§ **What needs to be done**
Every entry below should be printed exactly, without its images.
--*--
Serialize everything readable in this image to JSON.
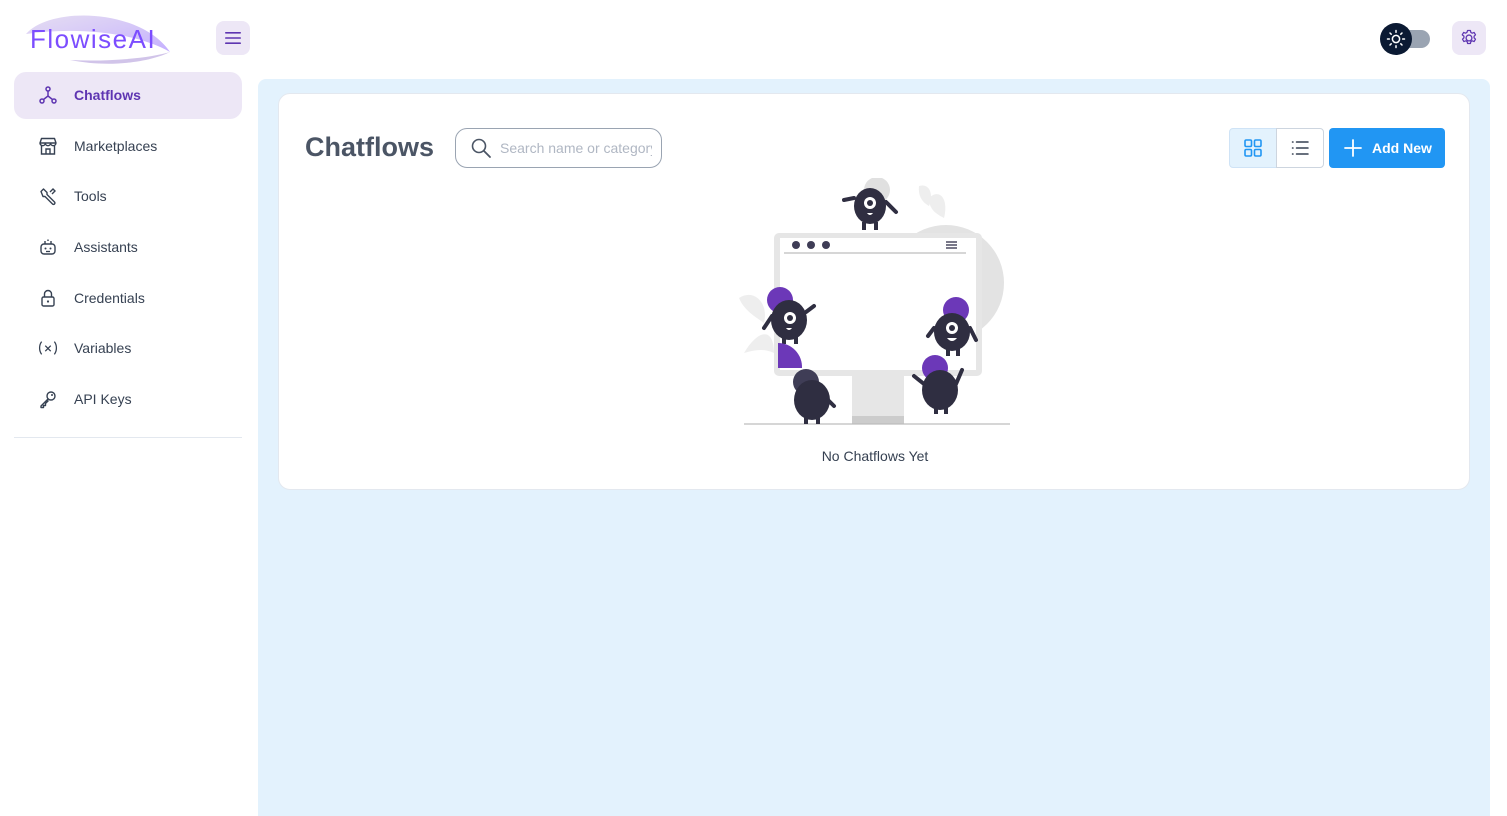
{
  "app": {
    "logo_text": "FlowiseAI",
    "brand_color": "#7c4dff",
    "accent_color": "#2196f3"
  },
  "header": {
    "menu_icon": "hamburger-icon",
    "theme_icon": "sun-icon",
    "settings_icon": "gear-icon"
  },
  "sidebar": {
    "items": [
      {
        "label": "Chatflows",
        "icon": "chatflow-icon",
        "active": true
      },
      {
        "label": "Marketplaces",
        "icon": "store-icon",
        "active": false
      },
      {
        "label": "Tools",
        "icon": "wrench-icon",
        "active": false
      },
      {
        "label": "Assistants",
        "icon": "robot-icon",
        "active": false
      },
      {
        "label": "Credentials",
        "icon": "lock-icon",
        "active": false
      },
      {
        "label": "Variables",
        "icon": "variable-icon",
        "active": false
      },
      {
        "label": "API Keys",
        "icon": "key-icon",
        "active": false
      }
    ]
  },
  "main": {
    "title": "Chatflows",
    "search": {
      "placeholder": "Search name or category",
      "value": ""
    },
    "view_mode": "grid",
    "add_button_label": "Add New",
    "empty_text": "No Chatflows Yet"
  }
}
--*--
§ **The result**
Serialize everything readable in this image to JSON.
{
  "app": {
    "logo_text": "FlowiseAI",
    "brand_color": "#7c4dff",
    "accent_color": "#2196f3"
  },
  "header": {
    "menu_icon": "hamburger-icon",
    "theme_icon": "sun-icon",
    "settings_icon": "gear-icon"
  },
  "sidebar": {
    "items": [
      {
        "label": "Chatflows",
        "icon": "chatflow-icon",
        "active": true
      },
      {
        "label": "Marketplaces",
        "icon": "store-icon",
        "active": false
      },
      {
        "label": "Tools",
        "icon": "wrench-icon",
        "active": false
      },
      {
        "label": "Assistants",
        "icon": "robot-icon",
        "active": false
      },
      {
        "label": "Credentials",
        "icon": "lock-icon",
        "active": false
      },
      {
        "label": "Variables",
        "icon": "variable-icon",
        "active": false
      },
      {
        "label": "API Keys",
        "icon": "key-icon",
        "active": false
      }
    ]
  },
  "main": {
    "title": "Chatflows",
    "search": {
      "placeholder": "Search name or category",
      "value": ""
    },
    "view_mode": "grid",
    "add_button_label": "Add New",
    "empty_text": "No Chatflows Yet"
  }
}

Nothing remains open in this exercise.